(Task details)
Omit all pictures, then retype the data exactly as given.

___ Data for this exercise

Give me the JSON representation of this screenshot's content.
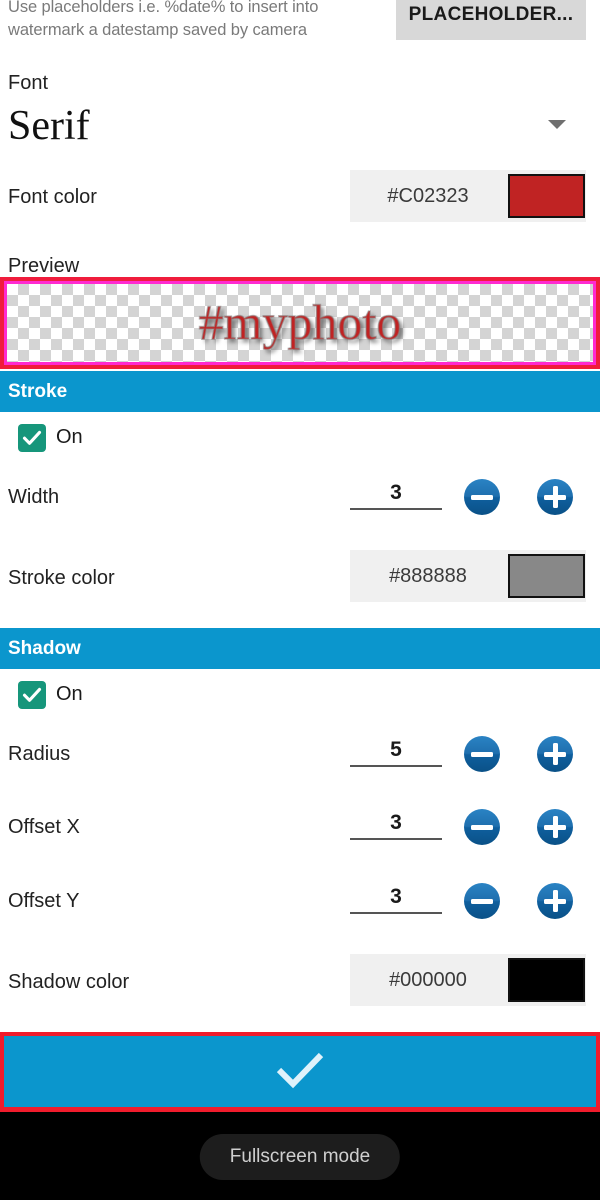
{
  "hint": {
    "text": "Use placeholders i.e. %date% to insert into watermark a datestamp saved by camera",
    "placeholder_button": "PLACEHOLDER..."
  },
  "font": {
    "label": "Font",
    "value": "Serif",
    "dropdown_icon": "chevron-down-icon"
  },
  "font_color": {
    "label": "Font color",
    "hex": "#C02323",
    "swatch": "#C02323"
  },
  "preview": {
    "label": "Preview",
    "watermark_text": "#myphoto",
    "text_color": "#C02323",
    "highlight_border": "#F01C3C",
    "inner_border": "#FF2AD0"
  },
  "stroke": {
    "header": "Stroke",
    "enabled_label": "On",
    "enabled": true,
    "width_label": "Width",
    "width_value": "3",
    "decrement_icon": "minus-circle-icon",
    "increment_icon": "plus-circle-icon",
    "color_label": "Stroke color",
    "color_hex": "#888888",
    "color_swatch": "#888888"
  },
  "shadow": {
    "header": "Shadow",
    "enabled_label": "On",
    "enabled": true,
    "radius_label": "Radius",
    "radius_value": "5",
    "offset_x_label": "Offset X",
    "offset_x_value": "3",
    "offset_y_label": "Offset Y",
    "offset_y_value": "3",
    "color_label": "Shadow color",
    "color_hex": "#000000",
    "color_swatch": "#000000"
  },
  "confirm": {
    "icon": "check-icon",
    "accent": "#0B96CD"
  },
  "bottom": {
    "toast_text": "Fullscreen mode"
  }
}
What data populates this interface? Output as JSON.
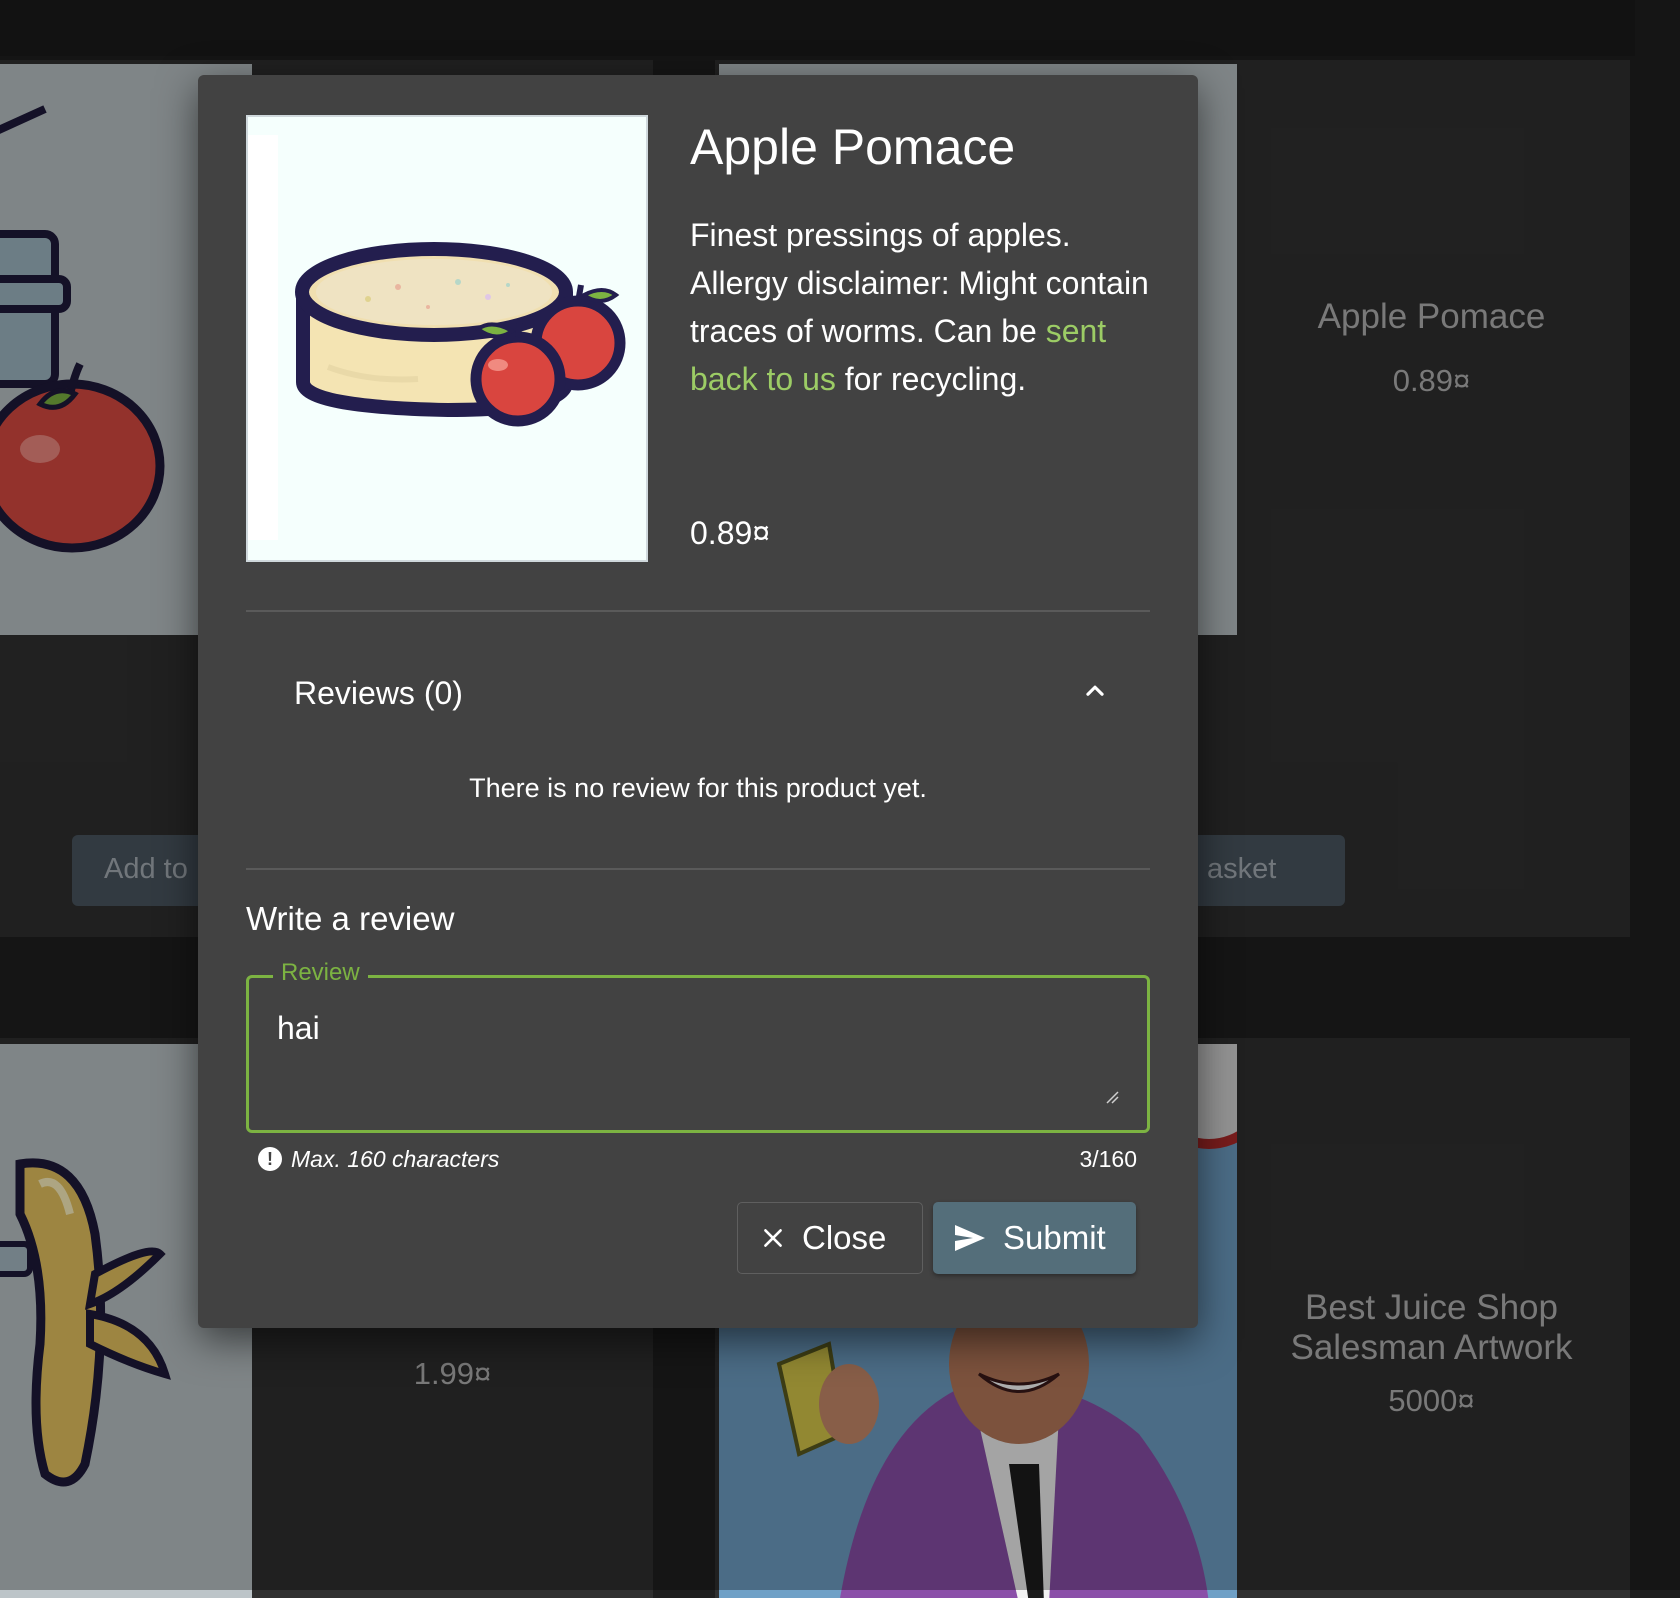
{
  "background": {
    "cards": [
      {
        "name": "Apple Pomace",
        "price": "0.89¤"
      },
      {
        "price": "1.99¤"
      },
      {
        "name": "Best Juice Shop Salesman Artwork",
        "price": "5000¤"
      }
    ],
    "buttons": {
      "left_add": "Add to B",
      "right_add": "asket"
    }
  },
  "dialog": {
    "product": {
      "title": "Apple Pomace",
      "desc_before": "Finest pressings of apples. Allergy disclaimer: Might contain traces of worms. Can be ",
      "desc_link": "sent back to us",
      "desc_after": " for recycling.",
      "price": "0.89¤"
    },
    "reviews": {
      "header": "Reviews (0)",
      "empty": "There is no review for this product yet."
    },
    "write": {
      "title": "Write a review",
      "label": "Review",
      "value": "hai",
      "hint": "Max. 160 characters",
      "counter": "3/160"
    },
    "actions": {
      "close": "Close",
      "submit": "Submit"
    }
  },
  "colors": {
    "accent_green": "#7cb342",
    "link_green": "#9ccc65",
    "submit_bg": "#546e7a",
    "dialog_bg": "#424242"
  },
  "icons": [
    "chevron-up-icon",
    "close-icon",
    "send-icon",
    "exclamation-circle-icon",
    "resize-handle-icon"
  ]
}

______

(Written response)
Give me the JSON representation of this screenshot's content.
{
  "hint": {
    "text": "Use placeholders i.e. %date% to insert into watermark a datestamp saved by camera",
    "placeholder_button": "PLACEHOLDER..."
  },
  "font": {
    "label": "Font",
    "value": "Serif",
    "dropdown_icon": "chevron-down-icon"
  },
  "font_color": {
    "label": "Font color",
    "hex": "#C02323",
    "swatch": "#C02323"
  },
  "preview": {
    "label": "Preview",
    "watermark_text": "#myphoto",
    "text_color": "#C02323",
    "highlight_border": "#F01C3C",
    "inner_border": "#FF2AD0"
  },
  "stroke": {
    "header": "Stroke",
    "enabled_label": "On",
    "enabled": true,
    "width_label": "Width",
    "width_value": "3",
    "decrement_icon": "minus-circle-icon",
    "increment_icon": "plus-circle-icon",
    "color_label": "Stroke color",
    "color_hex": "#888888",
    "color_swatch": "#888888"
  },
  "shadow": {
    "header": "Shadow",
    "enabled_label": "On",
    "enabled": true,
    "radius_label": "Radius",
    "radius_value": "5",
    "offset_x_label": "Offset X",
    "offset_x_value": "3",
    "offset_y_label": "Offset Y",
    "offset_y_value": "3",
    "color_label": "Shadow color",
    "color_hex": "#000000",
    "color_swatch": "#000000"
  },
  "confirm": {
    "icon": "check-icon",
    "accent": "#0B96CD"
  },
  "bottom": {
    "toast_text": "Fullscreen mode"
  }
}
What data populates this interface? Output as JSON.
{
  "background": {
    "cards": [
      {
        "name": "Apple Pomace",
        "price": "0.89¤"
      },
      {
        "price": "1.99¤"
      },
      {
        "name": "Best Juice Shop Salesman Artwork",
        "price": "5000¤"
      }
    ],
    "buttons": {
      "left_add": "Add to B",
      "right_add": "asket"
    }
  },
  "dialog": {
    "product": {
      "title": "Apple Pomace",
      "desc_before": "Finest pressings of apples. Allergy disclaimer: Might contain traces of worms. Can be ",
      "desc_link": "sent back to us",
      "desc_after": " for recycling.",
      "price": "0.89¤"
    },
    "reviews": {
      "header": "Reviews (0)",
      "empty": "There is no review for this product yet."
    },
    "write": {
      "title": "Write a review",
      "label": "Review",
      "value": "hai",
      "hint": "Max. 160 characters",
      "counter": "3/160"
    },
    "actions": {
      "close": "Close",
      "submit": "Submit"
    }
  },
  "colors": {
    "accent_green": "#7cb342",
    "link_green": "#9ccc65",
    "submit_bg": "#546e7a",
    "dialog_bg": "#424242"
  },
  "icons": [
    "chevron-up-icon",
    "close-icon",
    "send-icon",
    "exclamation-circle-icon",
    "resize-handle-icon"
  ]
}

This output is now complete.